_BRIEF:_ For the entries below, how many lines include the word "spell"? Give the figure and nothing more.

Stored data
▬▬▬▬▬▬

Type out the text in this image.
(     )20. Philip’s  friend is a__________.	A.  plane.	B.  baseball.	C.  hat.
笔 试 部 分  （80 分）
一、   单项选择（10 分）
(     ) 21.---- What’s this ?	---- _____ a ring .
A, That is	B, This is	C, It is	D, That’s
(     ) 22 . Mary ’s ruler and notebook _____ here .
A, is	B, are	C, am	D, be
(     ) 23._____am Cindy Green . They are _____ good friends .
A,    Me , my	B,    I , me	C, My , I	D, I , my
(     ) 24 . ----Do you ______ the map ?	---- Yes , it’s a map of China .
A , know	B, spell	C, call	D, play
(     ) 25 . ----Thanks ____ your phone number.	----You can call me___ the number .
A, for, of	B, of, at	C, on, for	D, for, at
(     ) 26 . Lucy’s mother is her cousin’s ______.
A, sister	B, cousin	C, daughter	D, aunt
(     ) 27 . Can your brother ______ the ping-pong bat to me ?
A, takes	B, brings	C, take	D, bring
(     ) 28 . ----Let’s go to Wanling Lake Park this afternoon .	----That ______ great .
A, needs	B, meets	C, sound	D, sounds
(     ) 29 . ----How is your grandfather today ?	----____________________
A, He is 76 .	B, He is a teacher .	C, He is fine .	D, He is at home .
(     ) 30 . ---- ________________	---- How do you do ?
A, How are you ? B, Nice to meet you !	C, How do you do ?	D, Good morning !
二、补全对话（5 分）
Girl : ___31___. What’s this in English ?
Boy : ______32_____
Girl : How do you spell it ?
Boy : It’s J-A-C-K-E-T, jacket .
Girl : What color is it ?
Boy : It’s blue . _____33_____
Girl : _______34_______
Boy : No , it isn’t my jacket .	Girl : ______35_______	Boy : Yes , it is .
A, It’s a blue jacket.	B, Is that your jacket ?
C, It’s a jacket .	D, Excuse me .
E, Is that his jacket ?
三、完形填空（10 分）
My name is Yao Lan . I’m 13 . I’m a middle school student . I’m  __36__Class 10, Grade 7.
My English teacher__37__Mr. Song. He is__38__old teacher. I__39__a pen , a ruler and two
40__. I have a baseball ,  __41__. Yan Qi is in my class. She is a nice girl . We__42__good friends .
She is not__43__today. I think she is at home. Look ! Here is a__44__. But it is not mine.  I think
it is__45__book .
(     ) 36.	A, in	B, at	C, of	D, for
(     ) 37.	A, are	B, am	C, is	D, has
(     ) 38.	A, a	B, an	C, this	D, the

▬▬▬▬▬▬

_EXPECTED ANSWER:_ 2